----- DATA LISTING -----
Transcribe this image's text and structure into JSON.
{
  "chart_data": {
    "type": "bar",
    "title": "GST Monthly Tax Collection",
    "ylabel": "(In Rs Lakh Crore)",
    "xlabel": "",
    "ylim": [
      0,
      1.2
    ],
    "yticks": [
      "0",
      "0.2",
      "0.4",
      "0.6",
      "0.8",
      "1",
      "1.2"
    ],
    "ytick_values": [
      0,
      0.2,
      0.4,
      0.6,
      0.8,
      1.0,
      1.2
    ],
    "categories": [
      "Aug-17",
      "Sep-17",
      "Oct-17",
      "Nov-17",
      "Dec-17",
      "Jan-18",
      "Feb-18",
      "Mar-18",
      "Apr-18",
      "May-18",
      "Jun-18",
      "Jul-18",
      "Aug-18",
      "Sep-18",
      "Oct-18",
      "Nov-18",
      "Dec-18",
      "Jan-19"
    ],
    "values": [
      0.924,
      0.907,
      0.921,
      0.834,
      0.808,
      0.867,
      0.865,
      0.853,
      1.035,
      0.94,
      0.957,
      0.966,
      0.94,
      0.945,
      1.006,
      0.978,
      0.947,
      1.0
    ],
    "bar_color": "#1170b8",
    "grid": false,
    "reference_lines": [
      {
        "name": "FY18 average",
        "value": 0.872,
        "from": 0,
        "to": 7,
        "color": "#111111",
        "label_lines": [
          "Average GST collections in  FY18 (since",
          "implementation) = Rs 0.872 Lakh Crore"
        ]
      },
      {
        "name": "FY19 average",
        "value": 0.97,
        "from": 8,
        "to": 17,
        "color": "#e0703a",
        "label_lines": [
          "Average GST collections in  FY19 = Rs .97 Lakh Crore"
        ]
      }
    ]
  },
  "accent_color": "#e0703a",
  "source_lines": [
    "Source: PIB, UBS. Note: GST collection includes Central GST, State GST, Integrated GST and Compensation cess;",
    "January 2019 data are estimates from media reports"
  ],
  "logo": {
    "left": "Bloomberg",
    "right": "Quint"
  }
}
-----
-- GIVEN EXERCISE --
From the listing above, copy out each line where the word "collections" appears.

-- WRITTEN REPLY --
          "Average GST collections in  FY18 (since",
          "Average GST collections in  FY19 = Rs .97 Lakh Crore"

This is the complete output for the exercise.